WRITTEN TASK: Find and copy each line of the records where the string "output" shows up.

Records that describe figures

=-=-=-=-=

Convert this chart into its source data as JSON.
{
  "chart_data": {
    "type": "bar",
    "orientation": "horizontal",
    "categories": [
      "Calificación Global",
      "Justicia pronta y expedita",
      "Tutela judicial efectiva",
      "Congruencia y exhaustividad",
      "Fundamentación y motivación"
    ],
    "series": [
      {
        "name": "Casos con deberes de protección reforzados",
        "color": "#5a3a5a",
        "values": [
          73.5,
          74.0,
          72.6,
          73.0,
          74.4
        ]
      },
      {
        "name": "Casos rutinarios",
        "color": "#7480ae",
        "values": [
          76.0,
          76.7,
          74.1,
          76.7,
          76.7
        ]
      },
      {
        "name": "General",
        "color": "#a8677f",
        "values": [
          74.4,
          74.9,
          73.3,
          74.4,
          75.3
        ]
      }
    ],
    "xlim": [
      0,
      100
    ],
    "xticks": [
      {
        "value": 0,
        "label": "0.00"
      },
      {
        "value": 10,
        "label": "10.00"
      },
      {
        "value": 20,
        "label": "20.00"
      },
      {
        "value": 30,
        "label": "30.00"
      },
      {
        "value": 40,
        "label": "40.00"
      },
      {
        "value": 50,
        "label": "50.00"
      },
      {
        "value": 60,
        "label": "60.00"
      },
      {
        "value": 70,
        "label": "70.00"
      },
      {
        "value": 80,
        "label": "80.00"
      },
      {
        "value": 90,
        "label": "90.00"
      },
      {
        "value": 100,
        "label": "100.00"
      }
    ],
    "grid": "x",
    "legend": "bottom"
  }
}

=-=-=-=-=

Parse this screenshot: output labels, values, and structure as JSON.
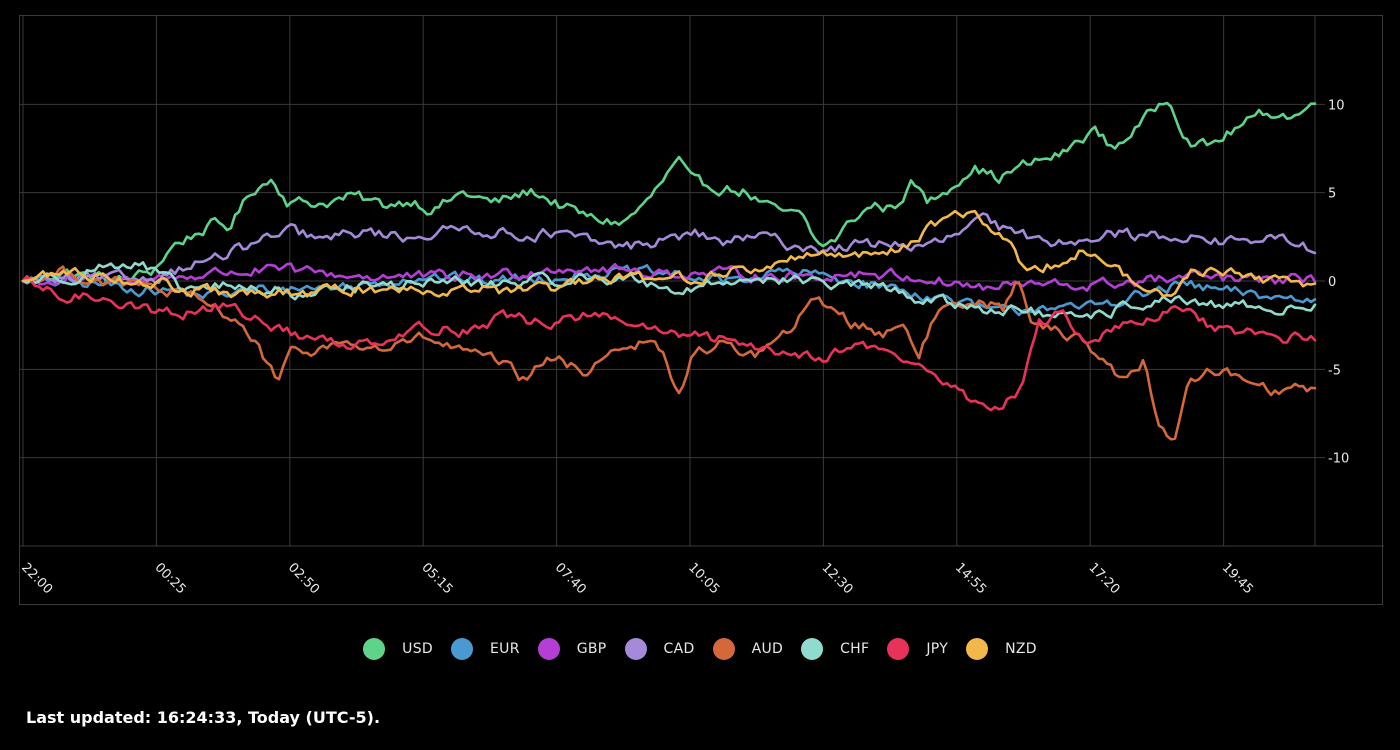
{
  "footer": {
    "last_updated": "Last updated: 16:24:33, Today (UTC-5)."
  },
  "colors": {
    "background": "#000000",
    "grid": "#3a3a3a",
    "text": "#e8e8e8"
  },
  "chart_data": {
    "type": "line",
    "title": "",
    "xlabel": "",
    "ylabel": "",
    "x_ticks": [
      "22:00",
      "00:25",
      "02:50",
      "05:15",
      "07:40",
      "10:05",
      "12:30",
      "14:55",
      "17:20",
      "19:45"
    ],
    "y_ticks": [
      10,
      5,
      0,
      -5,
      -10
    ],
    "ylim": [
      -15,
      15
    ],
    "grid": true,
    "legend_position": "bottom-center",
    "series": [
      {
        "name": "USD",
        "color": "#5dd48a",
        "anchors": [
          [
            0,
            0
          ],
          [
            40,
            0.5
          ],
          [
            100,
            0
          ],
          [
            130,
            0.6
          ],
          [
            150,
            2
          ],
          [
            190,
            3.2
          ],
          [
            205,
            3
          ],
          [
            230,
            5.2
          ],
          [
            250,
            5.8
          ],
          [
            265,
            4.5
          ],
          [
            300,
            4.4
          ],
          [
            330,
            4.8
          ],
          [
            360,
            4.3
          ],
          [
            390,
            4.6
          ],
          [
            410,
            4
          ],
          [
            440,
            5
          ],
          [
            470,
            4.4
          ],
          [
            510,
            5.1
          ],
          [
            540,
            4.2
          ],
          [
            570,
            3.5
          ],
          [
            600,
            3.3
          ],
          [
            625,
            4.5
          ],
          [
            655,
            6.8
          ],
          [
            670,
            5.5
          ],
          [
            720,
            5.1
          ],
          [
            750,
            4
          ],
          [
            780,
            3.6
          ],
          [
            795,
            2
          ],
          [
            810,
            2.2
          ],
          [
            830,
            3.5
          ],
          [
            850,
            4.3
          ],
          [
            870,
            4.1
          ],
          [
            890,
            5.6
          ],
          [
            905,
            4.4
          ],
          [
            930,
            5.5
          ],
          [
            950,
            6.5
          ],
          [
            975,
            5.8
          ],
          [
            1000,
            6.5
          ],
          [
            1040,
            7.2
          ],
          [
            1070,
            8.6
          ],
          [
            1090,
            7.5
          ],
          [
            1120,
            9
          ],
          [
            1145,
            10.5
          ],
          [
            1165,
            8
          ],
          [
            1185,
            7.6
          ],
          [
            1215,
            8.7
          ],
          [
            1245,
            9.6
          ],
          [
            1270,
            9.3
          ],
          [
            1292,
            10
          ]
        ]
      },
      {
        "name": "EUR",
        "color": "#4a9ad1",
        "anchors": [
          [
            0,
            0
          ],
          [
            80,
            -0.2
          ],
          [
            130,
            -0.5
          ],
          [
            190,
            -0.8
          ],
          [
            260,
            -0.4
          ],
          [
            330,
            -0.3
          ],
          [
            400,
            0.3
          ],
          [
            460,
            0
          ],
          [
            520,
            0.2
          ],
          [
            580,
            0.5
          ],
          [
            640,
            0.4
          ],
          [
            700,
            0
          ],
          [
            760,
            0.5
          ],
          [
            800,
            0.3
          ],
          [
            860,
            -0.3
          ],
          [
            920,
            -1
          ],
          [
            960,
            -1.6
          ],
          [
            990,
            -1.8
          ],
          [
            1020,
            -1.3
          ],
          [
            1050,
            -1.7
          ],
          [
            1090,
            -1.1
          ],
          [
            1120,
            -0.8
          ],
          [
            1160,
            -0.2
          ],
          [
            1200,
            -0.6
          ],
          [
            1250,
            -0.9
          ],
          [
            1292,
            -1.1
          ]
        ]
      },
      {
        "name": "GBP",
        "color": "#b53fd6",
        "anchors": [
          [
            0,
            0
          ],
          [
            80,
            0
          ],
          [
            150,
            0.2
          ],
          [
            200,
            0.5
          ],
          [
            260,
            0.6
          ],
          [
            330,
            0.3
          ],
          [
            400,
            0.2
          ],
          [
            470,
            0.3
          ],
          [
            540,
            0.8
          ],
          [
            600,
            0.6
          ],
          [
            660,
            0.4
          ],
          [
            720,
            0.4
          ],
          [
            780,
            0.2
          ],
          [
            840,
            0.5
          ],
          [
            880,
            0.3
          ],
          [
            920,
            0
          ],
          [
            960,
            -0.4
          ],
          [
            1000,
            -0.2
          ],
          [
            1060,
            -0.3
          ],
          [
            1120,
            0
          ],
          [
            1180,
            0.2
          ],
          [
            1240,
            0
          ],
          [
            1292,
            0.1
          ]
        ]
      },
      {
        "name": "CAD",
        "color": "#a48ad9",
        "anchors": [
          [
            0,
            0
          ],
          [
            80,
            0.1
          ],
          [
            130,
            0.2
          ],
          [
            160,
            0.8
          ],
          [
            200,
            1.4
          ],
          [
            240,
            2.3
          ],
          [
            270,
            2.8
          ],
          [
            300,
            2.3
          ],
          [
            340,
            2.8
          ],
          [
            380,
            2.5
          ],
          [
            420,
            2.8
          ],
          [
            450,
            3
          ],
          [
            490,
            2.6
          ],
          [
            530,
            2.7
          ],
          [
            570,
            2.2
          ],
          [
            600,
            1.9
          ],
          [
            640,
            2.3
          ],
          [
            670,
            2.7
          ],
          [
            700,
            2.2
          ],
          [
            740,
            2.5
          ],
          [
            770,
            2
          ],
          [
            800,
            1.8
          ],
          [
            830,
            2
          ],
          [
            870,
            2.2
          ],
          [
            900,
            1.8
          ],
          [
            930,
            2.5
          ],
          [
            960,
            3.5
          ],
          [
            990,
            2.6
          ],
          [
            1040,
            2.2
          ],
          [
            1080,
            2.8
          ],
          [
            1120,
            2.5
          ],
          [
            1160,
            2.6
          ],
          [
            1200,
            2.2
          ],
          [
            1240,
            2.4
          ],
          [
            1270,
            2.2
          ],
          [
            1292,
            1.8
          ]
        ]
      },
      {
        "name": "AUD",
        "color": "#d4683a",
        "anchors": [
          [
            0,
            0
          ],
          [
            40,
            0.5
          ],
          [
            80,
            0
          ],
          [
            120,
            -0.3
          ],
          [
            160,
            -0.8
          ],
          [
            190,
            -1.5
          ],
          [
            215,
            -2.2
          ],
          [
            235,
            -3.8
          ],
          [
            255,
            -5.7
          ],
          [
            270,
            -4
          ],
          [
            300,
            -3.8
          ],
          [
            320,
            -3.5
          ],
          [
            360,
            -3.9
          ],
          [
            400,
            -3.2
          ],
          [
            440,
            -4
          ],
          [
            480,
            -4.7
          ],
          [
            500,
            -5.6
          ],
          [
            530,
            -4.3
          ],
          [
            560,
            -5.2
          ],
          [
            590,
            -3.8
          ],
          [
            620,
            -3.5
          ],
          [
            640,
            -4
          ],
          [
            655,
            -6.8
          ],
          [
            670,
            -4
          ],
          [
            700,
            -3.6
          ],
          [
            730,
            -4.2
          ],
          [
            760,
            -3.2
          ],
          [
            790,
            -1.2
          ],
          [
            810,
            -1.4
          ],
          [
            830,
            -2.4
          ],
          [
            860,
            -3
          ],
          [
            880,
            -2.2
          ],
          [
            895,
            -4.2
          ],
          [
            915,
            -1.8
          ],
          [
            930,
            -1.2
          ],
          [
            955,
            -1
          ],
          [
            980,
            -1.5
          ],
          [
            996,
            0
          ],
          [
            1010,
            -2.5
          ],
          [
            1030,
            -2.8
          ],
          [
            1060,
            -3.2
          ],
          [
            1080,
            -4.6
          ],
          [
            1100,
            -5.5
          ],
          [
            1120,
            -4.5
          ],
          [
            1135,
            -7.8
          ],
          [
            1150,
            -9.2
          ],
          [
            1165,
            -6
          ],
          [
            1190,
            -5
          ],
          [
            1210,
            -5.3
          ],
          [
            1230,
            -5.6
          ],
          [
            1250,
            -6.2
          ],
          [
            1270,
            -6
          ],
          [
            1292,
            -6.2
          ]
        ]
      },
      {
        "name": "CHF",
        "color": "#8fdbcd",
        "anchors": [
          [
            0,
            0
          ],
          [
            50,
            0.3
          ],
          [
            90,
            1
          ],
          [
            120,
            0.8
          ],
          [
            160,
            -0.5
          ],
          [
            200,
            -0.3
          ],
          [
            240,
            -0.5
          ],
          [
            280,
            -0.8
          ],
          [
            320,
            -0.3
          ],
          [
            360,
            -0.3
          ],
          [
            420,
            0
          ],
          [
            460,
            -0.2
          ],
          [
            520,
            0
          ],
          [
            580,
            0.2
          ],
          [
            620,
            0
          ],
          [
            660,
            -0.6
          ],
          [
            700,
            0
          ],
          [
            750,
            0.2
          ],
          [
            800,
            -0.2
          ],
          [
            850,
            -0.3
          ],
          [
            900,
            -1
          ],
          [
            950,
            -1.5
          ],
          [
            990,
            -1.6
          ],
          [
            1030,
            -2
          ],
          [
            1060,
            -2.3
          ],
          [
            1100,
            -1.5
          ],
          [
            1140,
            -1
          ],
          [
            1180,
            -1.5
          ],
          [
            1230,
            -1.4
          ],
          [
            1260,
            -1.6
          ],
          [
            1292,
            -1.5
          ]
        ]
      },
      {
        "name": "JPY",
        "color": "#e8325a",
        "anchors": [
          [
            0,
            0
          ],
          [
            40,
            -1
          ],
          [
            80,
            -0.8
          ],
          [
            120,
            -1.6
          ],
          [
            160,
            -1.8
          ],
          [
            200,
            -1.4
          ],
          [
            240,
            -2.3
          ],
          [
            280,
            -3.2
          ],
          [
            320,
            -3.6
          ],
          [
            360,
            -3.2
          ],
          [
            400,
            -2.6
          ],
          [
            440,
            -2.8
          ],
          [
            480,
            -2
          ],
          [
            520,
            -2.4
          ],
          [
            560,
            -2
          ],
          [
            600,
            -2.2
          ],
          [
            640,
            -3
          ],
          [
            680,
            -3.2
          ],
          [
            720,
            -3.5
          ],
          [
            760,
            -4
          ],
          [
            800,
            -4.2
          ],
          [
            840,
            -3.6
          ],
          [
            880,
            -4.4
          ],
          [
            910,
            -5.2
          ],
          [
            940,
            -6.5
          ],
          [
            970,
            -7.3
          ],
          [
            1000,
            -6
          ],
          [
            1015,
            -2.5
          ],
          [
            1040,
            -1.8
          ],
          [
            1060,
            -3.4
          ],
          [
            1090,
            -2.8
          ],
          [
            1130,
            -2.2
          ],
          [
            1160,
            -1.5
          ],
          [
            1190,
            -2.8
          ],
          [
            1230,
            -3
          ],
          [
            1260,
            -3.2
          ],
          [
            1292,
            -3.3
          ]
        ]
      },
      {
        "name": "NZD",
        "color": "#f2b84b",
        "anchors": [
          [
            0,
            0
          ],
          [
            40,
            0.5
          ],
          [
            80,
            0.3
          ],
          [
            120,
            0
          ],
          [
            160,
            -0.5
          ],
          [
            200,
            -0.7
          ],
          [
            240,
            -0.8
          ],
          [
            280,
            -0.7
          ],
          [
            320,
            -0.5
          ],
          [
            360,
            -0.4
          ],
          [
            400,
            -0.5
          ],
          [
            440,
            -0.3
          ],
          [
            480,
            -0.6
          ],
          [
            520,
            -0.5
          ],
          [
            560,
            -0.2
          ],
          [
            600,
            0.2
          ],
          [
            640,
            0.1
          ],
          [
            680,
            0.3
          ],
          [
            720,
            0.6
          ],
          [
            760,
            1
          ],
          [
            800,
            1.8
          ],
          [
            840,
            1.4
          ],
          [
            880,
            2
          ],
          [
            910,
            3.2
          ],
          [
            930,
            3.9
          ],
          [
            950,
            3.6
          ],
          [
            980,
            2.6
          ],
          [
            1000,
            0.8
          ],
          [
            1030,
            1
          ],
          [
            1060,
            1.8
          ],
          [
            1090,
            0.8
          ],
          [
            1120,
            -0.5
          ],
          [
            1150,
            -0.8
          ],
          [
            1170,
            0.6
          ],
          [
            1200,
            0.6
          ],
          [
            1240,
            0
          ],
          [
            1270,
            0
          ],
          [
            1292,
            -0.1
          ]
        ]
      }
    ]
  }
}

=-=-=-=-=

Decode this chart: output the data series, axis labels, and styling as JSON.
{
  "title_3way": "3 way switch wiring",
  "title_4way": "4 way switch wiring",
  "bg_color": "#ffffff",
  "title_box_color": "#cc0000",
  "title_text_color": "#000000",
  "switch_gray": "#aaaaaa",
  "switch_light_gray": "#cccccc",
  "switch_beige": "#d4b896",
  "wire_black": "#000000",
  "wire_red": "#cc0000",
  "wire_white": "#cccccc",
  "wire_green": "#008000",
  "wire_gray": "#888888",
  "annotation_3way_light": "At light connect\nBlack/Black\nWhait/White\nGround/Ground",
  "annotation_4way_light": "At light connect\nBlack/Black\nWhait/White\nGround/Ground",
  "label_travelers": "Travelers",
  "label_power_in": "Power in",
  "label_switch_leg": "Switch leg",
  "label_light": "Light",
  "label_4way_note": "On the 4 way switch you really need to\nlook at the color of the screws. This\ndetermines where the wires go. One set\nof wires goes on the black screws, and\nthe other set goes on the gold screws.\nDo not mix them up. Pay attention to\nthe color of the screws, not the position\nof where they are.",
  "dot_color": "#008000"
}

=-=-=-=-=

SOLUTION FOR THIS EXERCISE:
Parse this screenshot: output labels, values, and structure as JSON.
Decode this chart: output the data series, axis labels, and styling as JSON.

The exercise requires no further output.